Make an exact copy of the records, with the images left out.

◇ ◇ ◇

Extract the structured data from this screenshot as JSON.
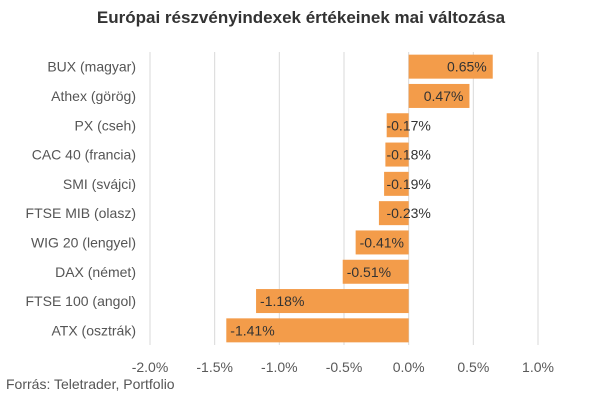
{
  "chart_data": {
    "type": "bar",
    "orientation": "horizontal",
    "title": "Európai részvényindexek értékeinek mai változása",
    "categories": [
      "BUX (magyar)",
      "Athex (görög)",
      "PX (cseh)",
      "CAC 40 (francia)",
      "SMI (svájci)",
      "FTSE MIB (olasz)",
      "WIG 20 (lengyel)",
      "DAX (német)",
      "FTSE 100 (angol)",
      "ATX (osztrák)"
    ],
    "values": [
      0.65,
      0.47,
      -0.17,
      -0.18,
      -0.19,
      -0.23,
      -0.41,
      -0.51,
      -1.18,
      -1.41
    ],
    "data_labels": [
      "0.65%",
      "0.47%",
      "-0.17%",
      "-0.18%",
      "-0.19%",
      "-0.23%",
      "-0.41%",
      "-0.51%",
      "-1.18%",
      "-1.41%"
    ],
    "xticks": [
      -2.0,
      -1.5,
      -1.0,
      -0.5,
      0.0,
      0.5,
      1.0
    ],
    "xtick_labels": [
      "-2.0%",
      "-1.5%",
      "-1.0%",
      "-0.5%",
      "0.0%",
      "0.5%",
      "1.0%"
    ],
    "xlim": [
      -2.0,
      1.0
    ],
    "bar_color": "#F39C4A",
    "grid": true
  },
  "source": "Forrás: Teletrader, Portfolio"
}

◇ ◇ ◇

:: WRITTEN ANSWER ::
Extract the structured data from this screenshot as JSON.
{
  "chart_data": {
    "type": "bar",
    "orientation": "horizontal",
    "title": "Európai részvényindexek értékeinek mai változása",
    "categories": [
      "BUX (magyar)",
      "Athex (görög)",
      "PX (cseh)",
      "CAC 40 (francia)",
      "SMI (svájci)",
      "FTSE MIB (olasz)",
      "WIG 20 (lengyel)",
      "DAX (német)",
      "FTSE 100 (angol)",
      "ATX (osztrák)"
    ],
    "values": [
      0.65,
      0.47,
      -0.17,
      -0.18,
      -0.19,
      -0.23,
      -0.41,
      -0.51,
      -1.18,
      -1.41
    ],
    "data_labels": [
      "0.65%",
      "0.47%",
      "-0.17%",
      "-0.18%",
      "-0.19%",
      "-0.23%",
      "-0.41%",
      "-0.51%",
      "-1.18%",
      "-1.41%"
    ],
    "xticks": [
      -2.0,
      -1.5,
      -1.0,
      -0.5,
      0.0,
      0.5,
      1.0
    ],
    "xtick_labels": [
      "-2.0%",
      "-1.5%",
      "-1.0%",
      "-0.5%",
      "0.0%",
      "0.5%",
      "1.0%"
    ],
    "xlim": [
      -2.0,
      1.0
    ],
    "bar_color": "#F39C4A",
    "grid": true
  },
  "source": "Forrás: Teletrader, Portfolio"
}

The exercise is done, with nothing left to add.